### [COMO FAZER]
Segundo a entrevista abaixo, em que data as filmagens de Bastardi a Mano Armata foram interrompidas, e por qual motivo?

### [TRECHO DO TEXTO]
┌──

A ideia desse curso nasceu da experiência que tive com minhas últimas personagens no cinema, em filmes que ainda serão lançados no Brasil, como o Traidor, de Marco Bellocchio e A Paixão Segundo G.H, de Luiz Fernando Carvalho. Eu diria que sobretudo a personagem G.H, me trouxe uma profunda reflexão sobre a condição feminina através dos tempos, chegando nos dias de hoje. Foi quando voltei de Roma que comecei a trabalhar na criação de um curso que abordasse a existência feminina, suas interseccionalidades e seus desafios. Para isso, acreditei ser necessário entender o percurso do feminino através dos séculos, o ser ou não ser mãe, a relação com o trabalho, sexualidade e afetos. A psicanalista Maria Homem, eu e mais centenas de participantes fizemos uma jornada esclarecedora, instigante e potente.
Você acabou de filmar um longa na Itália. Fale um pouco desse projeto.
Este ano filmei Bastardi a Mano Armata, dirigido por Gabriele Albanesi, em Roma. Começamos a rodar no início de fevereiro, e em 11 de março as filmagens foram interrompidas por causa da pandemia. As cenas que ficaram faltando foram feitas no início de setembro e o filme encontra-se em fase de pós-produção.
Como vê o retorno das artes pós-quarentena? Esse período vai deixar “heranças” positivas, como as apresentações pela internet?

└──

### [INFORMAÇÕES FORNECIDAS]
┌──

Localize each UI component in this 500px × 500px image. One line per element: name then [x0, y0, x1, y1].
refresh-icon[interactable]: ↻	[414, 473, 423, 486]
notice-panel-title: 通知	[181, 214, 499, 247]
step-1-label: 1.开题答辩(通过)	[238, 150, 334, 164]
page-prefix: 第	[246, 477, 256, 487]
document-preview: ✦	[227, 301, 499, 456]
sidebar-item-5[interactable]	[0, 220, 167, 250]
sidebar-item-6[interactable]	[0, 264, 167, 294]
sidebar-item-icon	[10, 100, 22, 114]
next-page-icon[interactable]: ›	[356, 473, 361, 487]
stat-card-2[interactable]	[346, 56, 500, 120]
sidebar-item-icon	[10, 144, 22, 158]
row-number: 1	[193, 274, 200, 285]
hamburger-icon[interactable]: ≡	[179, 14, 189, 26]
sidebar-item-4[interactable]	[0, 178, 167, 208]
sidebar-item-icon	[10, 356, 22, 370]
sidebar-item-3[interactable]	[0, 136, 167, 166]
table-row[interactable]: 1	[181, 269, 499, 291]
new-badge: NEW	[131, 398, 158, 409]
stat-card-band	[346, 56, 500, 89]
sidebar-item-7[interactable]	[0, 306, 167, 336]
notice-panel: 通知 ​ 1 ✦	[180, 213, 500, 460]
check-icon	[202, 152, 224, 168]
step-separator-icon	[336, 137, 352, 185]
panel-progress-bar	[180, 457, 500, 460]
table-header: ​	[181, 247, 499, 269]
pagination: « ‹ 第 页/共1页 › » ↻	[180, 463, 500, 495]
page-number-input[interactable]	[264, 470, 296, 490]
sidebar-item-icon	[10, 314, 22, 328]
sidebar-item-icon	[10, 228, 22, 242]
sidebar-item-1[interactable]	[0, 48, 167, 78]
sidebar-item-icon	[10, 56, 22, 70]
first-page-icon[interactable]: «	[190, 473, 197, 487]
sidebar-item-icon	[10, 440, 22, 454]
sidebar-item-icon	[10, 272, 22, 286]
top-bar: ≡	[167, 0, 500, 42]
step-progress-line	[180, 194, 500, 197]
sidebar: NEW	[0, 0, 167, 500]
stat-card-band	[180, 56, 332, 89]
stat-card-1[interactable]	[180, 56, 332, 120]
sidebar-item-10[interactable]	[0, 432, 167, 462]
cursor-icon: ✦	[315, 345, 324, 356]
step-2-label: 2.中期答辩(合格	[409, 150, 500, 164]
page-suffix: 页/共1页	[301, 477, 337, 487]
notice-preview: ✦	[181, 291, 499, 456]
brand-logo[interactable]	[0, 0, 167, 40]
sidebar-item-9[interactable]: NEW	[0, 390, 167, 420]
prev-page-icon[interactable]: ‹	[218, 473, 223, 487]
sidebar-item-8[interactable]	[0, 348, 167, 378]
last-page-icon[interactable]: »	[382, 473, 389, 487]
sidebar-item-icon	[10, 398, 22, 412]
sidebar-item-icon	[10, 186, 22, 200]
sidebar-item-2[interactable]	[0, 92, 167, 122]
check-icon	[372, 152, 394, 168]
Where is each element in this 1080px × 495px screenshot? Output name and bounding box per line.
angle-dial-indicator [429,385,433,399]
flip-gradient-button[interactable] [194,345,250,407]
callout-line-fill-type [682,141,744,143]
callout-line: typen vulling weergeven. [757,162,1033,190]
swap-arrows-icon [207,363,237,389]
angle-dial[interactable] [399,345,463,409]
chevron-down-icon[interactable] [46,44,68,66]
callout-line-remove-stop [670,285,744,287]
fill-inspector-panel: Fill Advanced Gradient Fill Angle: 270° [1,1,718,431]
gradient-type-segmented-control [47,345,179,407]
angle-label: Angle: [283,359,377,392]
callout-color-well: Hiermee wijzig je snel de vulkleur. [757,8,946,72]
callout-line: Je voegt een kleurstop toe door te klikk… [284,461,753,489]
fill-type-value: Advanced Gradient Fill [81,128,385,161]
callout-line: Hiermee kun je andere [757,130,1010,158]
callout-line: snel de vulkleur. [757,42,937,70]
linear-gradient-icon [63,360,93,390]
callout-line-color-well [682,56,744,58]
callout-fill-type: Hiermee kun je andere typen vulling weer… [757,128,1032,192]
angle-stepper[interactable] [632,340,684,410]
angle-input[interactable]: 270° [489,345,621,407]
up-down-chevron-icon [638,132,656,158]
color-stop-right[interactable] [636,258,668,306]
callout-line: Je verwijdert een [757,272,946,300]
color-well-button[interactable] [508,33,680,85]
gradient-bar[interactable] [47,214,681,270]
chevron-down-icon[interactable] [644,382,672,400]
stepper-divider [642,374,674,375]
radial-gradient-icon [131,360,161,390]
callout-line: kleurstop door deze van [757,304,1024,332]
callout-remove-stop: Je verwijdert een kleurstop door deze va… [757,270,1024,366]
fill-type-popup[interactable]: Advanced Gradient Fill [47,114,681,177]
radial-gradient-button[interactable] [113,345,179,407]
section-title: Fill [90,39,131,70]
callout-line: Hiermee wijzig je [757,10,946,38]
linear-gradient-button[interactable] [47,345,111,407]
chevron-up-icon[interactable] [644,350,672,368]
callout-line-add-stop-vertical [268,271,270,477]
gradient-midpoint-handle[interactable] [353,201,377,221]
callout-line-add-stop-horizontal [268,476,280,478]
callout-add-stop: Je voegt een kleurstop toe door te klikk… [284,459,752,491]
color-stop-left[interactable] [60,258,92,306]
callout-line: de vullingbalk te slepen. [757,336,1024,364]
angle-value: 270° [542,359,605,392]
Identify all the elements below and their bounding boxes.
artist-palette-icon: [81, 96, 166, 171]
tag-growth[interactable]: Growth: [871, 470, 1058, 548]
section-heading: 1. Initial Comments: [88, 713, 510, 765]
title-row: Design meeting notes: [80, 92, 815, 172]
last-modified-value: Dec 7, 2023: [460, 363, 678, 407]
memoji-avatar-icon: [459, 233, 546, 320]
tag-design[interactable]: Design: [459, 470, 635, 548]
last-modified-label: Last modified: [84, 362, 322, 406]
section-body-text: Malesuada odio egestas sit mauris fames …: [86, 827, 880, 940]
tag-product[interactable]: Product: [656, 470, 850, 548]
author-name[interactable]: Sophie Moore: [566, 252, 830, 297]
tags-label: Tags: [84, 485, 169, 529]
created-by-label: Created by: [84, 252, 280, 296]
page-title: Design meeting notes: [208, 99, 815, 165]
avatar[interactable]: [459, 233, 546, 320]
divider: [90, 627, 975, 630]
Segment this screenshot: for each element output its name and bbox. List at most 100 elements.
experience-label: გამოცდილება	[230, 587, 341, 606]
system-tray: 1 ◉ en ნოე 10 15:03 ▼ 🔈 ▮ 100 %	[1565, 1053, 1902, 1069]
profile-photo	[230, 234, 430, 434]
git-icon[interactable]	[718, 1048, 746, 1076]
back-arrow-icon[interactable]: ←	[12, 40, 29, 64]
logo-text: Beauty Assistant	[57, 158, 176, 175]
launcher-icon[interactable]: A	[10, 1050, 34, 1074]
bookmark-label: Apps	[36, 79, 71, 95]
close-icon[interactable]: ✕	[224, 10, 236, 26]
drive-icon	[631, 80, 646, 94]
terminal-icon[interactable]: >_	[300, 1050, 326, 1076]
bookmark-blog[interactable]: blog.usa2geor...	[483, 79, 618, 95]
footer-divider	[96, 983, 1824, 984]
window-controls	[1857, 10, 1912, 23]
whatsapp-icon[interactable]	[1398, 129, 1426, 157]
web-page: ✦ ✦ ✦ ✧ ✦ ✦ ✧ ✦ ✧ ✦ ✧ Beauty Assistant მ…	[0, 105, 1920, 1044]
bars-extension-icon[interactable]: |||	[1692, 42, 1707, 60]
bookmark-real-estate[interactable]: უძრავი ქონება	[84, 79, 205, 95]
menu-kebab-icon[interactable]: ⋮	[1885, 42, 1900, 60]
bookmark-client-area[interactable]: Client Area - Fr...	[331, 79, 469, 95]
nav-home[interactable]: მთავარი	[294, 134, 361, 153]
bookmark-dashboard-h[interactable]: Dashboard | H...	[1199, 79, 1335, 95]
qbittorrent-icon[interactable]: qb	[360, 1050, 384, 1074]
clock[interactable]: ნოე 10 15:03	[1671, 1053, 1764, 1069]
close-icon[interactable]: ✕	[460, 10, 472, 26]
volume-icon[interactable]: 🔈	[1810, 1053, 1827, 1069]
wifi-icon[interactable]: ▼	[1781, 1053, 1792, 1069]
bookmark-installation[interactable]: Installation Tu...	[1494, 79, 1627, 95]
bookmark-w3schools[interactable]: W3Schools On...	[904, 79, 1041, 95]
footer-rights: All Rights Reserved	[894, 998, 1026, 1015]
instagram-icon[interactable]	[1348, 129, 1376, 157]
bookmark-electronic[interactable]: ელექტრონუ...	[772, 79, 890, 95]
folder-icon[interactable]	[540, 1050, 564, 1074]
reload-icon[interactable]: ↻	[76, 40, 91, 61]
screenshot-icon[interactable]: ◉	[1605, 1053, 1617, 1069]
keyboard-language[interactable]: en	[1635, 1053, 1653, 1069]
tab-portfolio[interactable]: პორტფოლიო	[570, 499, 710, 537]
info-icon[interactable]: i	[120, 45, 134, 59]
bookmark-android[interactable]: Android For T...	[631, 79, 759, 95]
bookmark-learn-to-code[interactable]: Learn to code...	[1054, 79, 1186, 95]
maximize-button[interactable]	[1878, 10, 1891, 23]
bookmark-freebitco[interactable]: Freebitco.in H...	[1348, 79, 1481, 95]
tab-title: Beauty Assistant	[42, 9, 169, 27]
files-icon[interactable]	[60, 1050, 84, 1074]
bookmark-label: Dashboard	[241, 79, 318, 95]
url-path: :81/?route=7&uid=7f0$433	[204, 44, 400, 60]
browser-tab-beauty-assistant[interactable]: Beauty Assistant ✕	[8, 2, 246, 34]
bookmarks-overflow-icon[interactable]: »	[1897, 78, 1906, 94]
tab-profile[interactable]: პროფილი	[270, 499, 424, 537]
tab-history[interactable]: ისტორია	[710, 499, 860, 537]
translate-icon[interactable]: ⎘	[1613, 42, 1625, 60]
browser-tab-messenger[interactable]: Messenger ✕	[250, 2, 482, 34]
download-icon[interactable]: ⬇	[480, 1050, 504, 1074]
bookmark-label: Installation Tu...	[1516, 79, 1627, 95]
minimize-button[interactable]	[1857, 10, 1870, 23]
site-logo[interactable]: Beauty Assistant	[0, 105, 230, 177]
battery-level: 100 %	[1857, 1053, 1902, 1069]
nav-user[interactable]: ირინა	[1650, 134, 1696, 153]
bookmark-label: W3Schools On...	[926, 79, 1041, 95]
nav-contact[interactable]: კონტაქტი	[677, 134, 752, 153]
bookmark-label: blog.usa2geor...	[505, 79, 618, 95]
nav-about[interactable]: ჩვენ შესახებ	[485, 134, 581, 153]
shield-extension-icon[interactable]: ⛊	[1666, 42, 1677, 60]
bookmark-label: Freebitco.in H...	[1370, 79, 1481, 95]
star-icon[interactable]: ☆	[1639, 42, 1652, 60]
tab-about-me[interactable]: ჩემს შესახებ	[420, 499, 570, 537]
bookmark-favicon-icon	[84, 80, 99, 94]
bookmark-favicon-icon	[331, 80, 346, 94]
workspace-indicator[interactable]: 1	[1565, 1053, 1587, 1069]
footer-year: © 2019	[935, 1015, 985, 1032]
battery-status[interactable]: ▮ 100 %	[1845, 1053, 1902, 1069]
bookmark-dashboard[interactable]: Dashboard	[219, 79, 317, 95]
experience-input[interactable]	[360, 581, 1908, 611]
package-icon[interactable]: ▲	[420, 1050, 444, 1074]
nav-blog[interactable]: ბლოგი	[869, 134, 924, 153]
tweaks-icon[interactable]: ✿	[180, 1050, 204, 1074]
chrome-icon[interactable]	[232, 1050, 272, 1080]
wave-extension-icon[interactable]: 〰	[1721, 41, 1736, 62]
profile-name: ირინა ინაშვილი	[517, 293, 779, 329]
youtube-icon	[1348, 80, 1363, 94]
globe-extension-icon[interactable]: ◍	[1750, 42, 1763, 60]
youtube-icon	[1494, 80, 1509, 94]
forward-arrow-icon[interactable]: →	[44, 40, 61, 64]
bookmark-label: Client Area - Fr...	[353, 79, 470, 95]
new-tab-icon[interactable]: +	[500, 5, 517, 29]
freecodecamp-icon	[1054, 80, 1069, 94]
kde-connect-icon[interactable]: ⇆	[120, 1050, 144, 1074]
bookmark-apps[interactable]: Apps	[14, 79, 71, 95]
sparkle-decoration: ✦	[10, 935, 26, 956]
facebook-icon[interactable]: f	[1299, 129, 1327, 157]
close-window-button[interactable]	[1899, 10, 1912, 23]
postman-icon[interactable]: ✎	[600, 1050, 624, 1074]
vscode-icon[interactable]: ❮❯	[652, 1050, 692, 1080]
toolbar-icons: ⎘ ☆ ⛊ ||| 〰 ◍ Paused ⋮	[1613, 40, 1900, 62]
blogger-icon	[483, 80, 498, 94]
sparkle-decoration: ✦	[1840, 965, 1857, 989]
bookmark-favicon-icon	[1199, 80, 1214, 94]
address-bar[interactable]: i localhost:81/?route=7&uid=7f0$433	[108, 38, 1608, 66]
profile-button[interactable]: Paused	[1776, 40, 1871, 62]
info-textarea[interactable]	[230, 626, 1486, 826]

└──

### [RESULTADO DO EXERCÍCIO]
Em 11 de março, por causa da pandemia.